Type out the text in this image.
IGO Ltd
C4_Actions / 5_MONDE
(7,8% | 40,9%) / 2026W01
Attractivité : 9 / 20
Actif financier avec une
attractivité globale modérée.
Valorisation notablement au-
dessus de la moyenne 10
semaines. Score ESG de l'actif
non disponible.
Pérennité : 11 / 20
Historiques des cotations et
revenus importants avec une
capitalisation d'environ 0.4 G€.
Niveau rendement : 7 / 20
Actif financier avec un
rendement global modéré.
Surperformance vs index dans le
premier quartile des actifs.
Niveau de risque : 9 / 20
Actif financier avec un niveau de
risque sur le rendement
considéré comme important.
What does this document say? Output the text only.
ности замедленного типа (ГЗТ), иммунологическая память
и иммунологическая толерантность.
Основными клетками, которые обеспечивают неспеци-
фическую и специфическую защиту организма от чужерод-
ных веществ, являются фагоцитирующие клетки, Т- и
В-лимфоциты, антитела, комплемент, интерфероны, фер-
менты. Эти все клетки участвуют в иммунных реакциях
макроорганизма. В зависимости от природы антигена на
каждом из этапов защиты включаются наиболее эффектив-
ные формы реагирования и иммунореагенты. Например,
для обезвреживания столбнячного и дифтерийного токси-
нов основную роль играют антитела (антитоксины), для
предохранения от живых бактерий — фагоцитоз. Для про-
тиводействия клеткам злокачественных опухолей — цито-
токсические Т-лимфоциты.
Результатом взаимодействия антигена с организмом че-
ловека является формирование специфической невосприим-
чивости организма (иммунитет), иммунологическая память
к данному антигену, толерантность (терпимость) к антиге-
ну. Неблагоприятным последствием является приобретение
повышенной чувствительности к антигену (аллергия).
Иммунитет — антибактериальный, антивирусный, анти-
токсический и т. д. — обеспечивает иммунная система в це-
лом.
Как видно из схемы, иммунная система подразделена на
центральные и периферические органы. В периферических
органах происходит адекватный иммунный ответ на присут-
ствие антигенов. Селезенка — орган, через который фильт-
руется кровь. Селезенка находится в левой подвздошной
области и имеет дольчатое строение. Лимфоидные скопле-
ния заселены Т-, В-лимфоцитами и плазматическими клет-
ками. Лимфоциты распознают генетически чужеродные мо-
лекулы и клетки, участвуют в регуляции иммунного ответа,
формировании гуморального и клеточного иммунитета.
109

- - -

■ **Written exercise**
Return each line where "Селезенка" shows up.

■ **Answer to this problem**
ствие антигенов. Селезенка — орган, через который фильт-
руется кровь. Селезенка находится в левой подвздошной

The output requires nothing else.